Task requirements
Word for word, transcribe the lines below and drop the pictures.
* * * * *
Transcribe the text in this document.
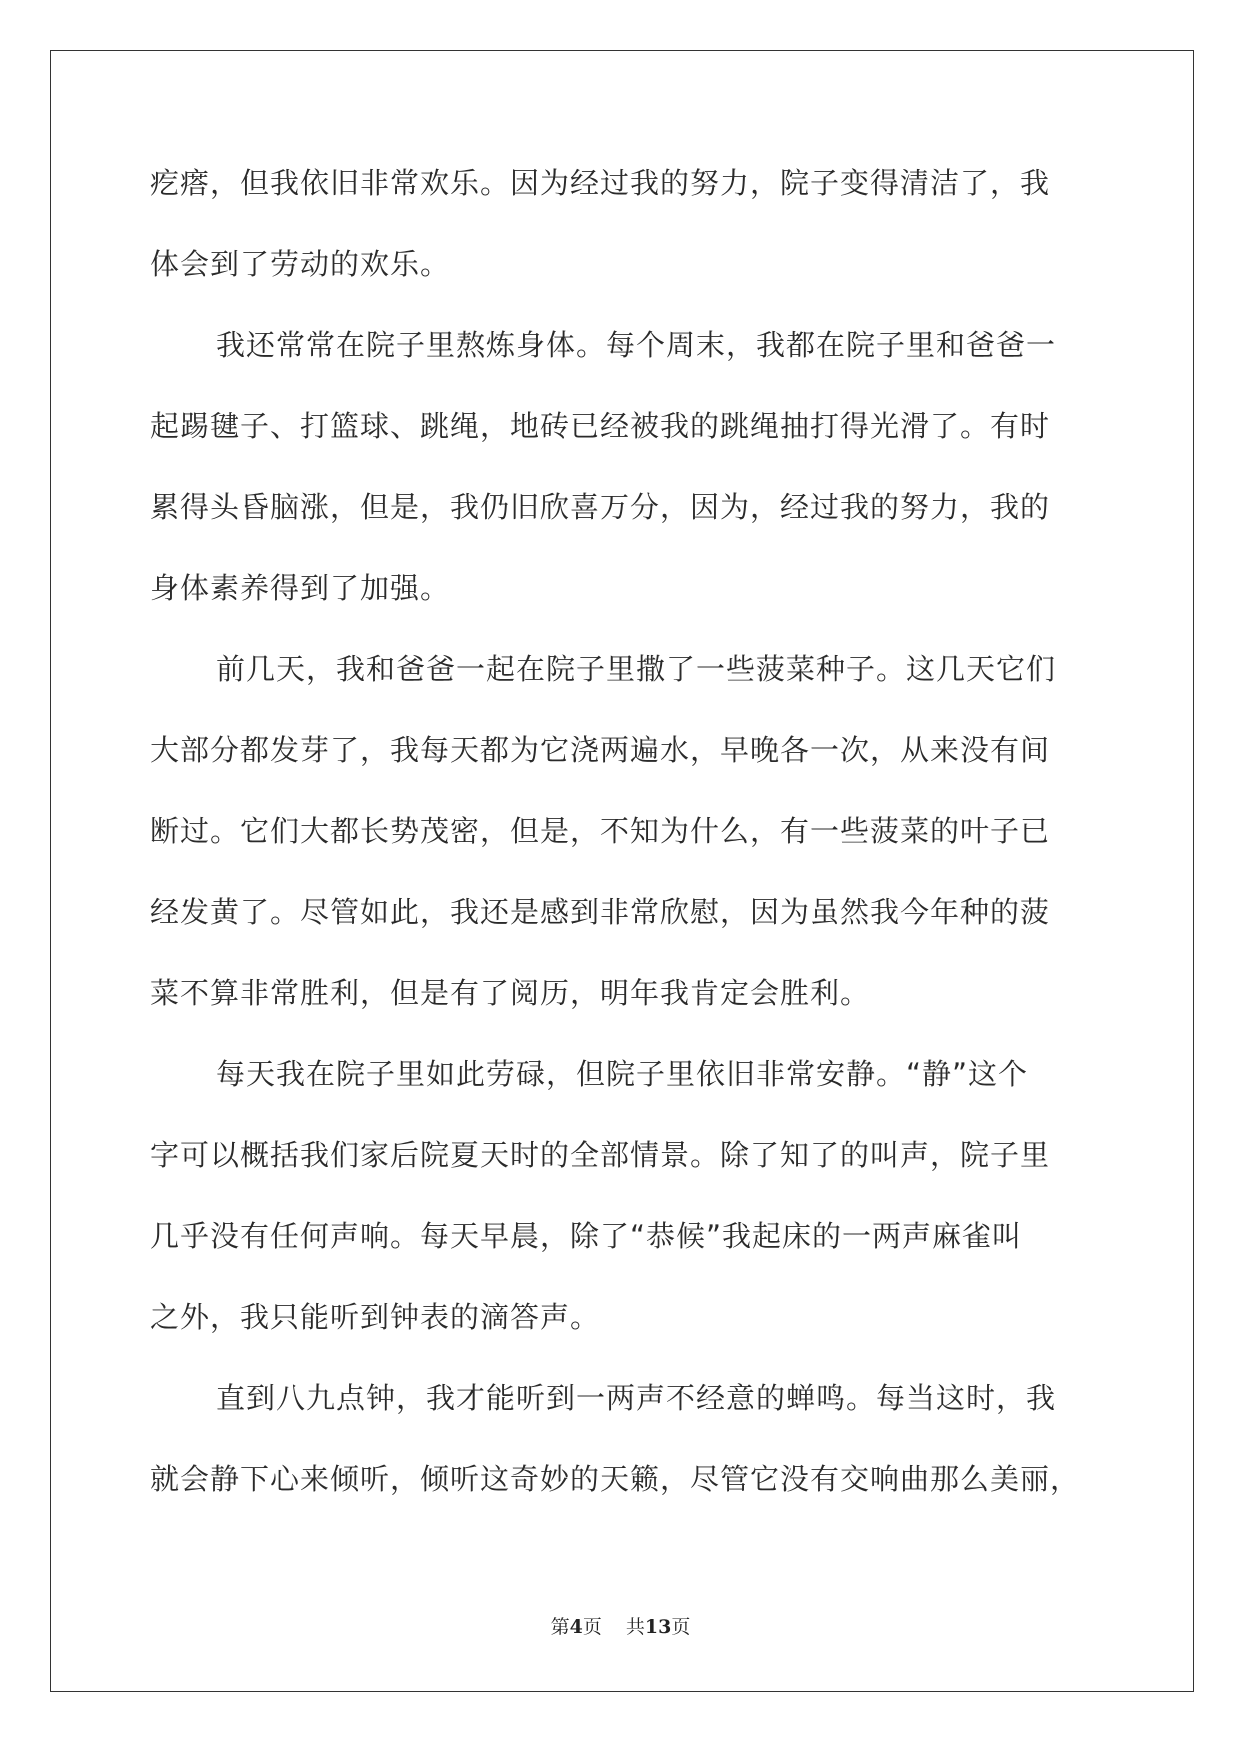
疙瘩，但我依旧非常欢乐。因为经过我的努力，院子变得清洁了，我

体会到了劳动的欢乐。

我还常常在院子里熬炼身体。每个周末，我都在院子里和爸爸一

起踢毽子、打篮球、跳绳，地砖已经被我的跳绳抽打得光滑了。有时

累得头昏脑涨，但是，我仍旧欣喜万分，因为，经过我的努力，我的

身体素养得到了加强。

前几天，我和爸爸一起在院子里撒了一些菠菜种子。这几天它们

大部分都发芽了，我每天都为它浇两遍水，早晚各一次，从来没有间

断过。它们大都长势茂密，但是，不知为什么，有一些菠菜的叶子已

经发黄了。尽管如此，我还是感到非常欣慰，因为虽然我今年种的菠

菜不算非常胜利，但是有了阅历，明年我肯定会胜利。

每天我在院子里如此劳碌，但院子里依旧非常安静。“静”这个

字可以概括我们家后院夏天时的全部情景。除了知了的叫声，院子里

几乎没有任何声响。每天早晨，除了“恭候”我起床的一两声麻雀叫

之外，我只能听到钟表的滴答声。

直到八九点钟，我才能听到一两声不经意的蝉鸣。每当这时，我

就会静下心来倾听，倾听这奇妙的天籁，尽管它没有交响曲那么美丽，

第4页 共13页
* * * * *
Result of the task
Transcribe the text in this document.
疙瘩，但我依旧非常欢乐。因为经过我的努力，院子变得清洁了，我

体会到了劳动的欢乐。

我还常常在院子里熬炼身体。每个周末，我都在院子里和爸爸一

起踢毽子、打篮球、跳绳，地砖已经被我的跳绳抽打得光滑了。有时

累得头昏脑涨，但是，我仍旧欣喜万分，因为，经过我的努力，我的

身体素养得到了加强。

前几天，我和爸爸一起在院子里撒了一些菠菜种子。这几天它们

大部分都发芽了，我每天都为它浇两遍水，早晚各一次，从来没有间

断过。它们大都长势茂密，但是，不知为什么，有一些菠菜的叶子已

经发黄了。尽管如此，我还是感到非常欣慰，因为虽然我今年种的菠

菜不算非常胜利，但是有了阅历，明年我肯定会胜利。

每天我在院子里如此劳碌，但院子里依旧非常安静。“静”这个

字可以概括我们家后院夏天时的全部情景。除了知了的叫声，院子里

几乎没有任何声响。每天早晨，除了“恭候”我起床的一两声麻雀叫

之外，我只能听到钟表的滴答声。

直到八九点钟，我才能听到一两声不经意的蝉鸣。每当这时，我

就会静下心来倾听，倾听这奇妙的天籁，尽管它没有交响曲那么美丽，

第4页 共13页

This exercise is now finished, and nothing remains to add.